>> begin Records supplied

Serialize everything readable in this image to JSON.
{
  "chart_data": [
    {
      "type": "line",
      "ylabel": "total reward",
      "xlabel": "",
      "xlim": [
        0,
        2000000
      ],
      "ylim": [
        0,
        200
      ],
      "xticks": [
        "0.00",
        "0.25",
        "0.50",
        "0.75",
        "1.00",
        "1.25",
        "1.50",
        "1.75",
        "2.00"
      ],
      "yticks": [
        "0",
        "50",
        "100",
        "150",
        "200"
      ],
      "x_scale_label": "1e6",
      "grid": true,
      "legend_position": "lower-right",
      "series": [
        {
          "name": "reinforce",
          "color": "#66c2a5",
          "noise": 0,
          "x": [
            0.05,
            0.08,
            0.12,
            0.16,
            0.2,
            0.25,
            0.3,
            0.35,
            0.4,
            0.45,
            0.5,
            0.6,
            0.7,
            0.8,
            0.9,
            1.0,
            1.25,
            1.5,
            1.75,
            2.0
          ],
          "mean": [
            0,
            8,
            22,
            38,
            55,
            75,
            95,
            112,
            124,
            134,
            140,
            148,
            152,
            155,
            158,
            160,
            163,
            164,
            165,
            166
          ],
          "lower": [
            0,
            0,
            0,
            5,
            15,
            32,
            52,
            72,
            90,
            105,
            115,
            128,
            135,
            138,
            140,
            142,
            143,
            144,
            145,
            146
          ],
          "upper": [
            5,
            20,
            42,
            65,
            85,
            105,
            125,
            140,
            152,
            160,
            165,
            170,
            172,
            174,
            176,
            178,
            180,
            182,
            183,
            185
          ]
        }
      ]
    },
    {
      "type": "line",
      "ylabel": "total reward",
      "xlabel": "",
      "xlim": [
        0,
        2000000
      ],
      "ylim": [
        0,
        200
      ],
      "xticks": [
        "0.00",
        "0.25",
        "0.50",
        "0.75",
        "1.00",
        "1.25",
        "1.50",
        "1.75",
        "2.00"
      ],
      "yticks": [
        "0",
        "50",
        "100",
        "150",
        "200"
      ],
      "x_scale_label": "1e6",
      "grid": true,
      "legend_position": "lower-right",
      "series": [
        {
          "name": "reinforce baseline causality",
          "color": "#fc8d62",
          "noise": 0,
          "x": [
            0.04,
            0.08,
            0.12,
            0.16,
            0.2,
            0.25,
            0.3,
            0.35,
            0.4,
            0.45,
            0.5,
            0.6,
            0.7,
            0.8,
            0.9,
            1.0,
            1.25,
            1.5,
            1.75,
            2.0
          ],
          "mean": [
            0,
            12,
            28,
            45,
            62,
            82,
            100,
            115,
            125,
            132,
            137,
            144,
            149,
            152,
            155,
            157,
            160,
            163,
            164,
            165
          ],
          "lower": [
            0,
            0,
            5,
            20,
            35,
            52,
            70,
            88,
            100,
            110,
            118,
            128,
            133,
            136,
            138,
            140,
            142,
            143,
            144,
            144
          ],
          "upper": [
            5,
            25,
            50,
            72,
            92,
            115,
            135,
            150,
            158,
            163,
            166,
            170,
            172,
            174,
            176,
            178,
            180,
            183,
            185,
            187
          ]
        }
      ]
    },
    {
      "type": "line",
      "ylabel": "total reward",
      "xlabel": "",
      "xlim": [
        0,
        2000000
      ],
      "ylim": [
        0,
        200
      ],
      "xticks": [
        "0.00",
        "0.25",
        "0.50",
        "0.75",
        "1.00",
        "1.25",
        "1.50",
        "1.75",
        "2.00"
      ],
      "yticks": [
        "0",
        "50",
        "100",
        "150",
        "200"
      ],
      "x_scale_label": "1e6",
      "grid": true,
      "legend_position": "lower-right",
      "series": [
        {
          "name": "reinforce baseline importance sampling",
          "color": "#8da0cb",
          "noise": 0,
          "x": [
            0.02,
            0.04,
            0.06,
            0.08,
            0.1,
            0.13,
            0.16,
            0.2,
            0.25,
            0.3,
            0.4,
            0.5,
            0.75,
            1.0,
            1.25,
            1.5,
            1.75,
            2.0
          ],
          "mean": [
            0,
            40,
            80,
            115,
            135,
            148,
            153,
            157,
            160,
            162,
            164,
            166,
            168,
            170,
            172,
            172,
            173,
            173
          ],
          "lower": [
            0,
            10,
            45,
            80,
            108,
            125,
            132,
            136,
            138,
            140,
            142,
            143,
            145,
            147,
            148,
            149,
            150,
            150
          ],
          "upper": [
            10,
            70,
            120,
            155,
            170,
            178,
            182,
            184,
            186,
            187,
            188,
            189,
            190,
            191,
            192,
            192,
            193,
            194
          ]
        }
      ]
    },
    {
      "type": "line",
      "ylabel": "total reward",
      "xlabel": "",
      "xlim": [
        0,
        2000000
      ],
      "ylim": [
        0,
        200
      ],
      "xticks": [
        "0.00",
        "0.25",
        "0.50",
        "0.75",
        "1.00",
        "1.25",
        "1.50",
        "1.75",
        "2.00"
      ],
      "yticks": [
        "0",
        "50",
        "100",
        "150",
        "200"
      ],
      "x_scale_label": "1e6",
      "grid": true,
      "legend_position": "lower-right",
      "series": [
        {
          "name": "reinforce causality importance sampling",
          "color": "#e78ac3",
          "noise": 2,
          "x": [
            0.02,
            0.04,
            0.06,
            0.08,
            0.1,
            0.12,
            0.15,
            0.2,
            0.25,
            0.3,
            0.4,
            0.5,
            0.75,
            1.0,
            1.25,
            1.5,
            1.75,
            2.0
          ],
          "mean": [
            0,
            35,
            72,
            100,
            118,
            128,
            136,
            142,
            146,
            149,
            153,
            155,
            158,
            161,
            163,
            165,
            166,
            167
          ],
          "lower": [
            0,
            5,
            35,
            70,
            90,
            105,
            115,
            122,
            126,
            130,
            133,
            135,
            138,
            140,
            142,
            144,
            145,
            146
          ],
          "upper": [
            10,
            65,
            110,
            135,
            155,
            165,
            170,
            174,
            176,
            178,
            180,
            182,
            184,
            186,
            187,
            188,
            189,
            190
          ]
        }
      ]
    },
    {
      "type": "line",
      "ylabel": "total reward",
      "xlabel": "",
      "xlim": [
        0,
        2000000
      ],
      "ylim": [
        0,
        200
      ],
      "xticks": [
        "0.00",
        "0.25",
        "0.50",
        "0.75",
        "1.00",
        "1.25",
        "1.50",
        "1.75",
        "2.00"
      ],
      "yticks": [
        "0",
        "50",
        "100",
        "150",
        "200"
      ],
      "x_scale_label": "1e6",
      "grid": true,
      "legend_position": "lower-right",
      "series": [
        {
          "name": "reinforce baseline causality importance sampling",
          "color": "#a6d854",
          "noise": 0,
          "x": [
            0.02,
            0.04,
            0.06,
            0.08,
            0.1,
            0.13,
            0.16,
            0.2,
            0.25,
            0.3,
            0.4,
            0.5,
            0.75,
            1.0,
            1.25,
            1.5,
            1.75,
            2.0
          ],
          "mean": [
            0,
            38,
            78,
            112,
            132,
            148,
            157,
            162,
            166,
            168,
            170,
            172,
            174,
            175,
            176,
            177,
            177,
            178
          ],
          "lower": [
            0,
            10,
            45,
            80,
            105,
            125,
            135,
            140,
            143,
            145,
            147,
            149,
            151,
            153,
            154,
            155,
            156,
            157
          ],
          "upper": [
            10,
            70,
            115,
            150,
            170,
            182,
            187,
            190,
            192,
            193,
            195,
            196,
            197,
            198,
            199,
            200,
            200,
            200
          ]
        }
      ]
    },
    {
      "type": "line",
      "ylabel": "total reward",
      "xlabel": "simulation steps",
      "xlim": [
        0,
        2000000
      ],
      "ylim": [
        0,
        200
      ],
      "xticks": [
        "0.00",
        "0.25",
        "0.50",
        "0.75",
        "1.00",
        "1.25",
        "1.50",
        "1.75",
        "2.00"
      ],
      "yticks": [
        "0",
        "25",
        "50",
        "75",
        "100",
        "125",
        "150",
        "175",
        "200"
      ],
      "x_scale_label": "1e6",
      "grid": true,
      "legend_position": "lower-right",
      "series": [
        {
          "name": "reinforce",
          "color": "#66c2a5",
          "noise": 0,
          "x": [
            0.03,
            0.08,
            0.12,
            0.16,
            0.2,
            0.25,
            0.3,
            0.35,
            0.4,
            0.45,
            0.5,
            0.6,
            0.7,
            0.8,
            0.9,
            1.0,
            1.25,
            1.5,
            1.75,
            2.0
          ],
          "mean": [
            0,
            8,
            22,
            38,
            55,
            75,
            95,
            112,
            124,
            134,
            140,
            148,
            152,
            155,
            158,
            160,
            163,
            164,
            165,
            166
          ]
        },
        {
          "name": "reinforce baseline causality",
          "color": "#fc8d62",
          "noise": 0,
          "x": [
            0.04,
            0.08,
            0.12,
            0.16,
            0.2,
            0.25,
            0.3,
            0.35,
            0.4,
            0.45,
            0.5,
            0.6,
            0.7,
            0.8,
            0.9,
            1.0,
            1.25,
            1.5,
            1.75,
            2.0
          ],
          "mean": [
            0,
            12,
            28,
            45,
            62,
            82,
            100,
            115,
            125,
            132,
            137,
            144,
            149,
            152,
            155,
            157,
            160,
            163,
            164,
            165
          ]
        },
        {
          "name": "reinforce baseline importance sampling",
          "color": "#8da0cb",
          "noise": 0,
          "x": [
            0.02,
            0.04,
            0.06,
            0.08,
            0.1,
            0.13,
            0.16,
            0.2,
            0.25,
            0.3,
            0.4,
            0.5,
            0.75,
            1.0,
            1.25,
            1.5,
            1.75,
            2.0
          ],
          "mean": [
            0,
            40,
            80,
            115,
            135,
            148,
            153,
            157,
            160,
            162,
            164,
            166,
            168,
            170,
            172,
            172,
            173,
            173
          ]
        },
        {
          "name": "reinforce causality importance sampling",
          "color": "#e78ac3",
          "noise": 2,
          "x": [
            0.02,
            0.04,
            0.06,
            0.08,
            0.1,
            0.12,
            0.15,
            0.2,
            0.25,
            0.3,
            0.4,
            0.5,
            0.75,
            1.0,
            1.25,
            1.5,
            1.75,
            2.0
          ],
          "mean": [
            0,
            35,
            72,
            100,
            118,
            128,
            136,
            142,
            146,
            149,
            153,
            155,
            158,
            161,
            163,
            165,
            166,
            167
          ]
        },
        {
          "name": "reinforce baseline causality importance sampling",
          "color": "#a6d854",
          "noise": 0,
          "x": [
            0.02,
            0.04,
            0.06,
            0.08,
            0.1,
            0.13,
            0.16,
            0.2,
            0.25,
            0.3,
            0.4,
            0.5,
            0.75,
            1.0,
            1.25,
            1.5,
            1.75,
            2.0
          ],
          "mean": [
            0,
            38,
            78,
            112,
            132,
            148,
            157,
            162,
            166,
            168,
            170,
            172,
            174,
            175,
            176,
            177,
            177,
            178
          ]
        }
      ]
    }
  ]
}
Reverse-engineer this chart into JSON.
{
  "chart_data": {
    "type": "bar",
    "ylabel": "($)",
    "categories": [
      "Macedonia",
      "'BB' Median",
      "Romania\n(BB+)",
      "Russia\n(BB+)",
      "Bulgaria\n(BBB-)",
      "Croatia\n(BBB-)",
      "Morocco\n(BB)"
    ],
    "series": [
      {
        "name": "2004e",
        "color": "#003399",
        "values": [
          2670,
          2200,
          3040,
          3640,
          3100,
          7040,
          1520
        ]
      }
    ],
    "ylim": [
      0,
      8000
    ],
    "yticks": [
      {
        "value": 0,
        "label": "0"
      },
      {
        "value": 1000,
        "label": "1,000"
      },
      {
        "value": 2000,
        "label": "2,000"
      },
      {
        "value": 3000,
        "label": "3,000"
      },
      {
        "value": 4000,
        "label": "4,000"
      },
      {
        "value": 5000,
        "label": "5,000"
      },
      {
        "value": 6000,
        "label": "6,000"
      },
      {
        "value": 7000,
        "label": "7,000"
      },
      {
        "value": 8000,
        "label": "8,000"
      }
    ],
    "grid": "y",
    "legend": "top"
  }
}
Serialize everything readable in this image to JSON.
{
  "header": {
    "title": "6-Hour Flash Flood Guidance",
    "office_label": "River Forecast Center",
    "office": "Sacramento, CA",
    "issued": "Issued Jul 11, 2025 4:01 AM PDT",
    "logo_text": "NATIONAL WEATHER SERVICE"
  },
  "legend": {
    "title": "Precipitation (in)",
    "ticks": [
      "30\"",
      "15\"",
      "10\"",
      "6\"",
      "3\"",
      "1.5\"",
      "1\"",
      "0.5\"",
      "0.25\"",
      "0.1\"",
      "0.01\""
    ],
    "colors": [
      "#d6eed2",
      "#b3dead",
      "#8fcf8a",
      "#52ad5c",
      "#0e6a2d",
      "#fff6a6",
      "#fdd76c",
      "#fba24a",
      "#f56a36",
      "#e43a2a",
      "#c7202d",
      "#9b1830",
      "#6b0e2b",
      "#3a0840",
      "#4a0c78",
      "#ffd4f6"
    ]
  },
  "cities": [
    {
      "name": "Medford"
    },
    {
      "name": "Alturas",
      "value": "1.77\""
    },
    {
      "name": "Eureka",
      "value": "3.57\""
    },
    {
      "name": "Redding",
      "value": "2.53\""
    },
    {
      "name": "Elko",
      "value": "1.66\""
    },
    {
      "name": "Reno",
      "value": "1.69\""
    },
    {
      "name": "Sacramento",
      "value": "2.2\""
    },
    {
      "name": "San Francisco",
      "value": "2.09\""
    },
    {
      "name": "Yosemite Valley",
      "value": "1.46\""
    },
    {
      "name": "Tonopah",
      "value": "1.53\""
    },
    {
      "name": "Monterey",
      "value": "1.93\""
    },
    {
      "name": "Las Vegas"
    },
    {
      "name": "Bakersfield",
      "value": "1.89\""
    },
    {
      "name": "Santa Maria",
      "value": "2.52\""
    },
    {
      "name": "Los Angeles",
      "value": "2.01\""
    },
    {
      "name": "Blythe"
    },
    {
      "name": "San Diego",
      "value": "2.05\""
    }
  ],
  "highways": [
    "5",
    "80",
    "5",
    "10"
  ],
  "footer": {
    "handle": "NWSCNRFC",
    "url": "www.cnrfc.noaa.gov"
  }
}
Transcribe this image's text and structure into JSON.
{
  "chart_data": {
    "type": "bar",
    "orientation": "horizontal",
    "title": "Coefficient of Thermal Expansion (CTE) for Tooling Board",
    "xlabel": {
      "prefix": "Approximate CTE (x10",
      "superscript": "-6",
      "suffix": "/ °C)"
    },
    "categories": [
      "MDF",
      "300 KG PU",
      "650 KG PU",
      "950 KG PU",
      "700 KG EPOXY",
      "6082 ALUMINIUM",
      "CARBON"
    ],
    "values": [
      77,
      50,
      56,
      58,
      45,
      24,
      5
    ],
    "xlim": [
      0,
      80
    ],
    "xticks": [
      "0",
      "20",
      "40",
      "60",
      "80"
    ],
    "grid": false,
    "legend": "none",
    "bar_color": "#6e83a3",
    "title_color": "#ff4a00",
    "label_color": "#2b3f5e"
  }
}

>> end Records supplied

### The problem
Find all lines with "this" in them and copy each one.

### Output below
Serialize everything readable in this image to JSON.
Reverse-engineer this chart into JSON.
Serialize everything readable in this image to JSON.
Transcribe this image's text and structure into JSON.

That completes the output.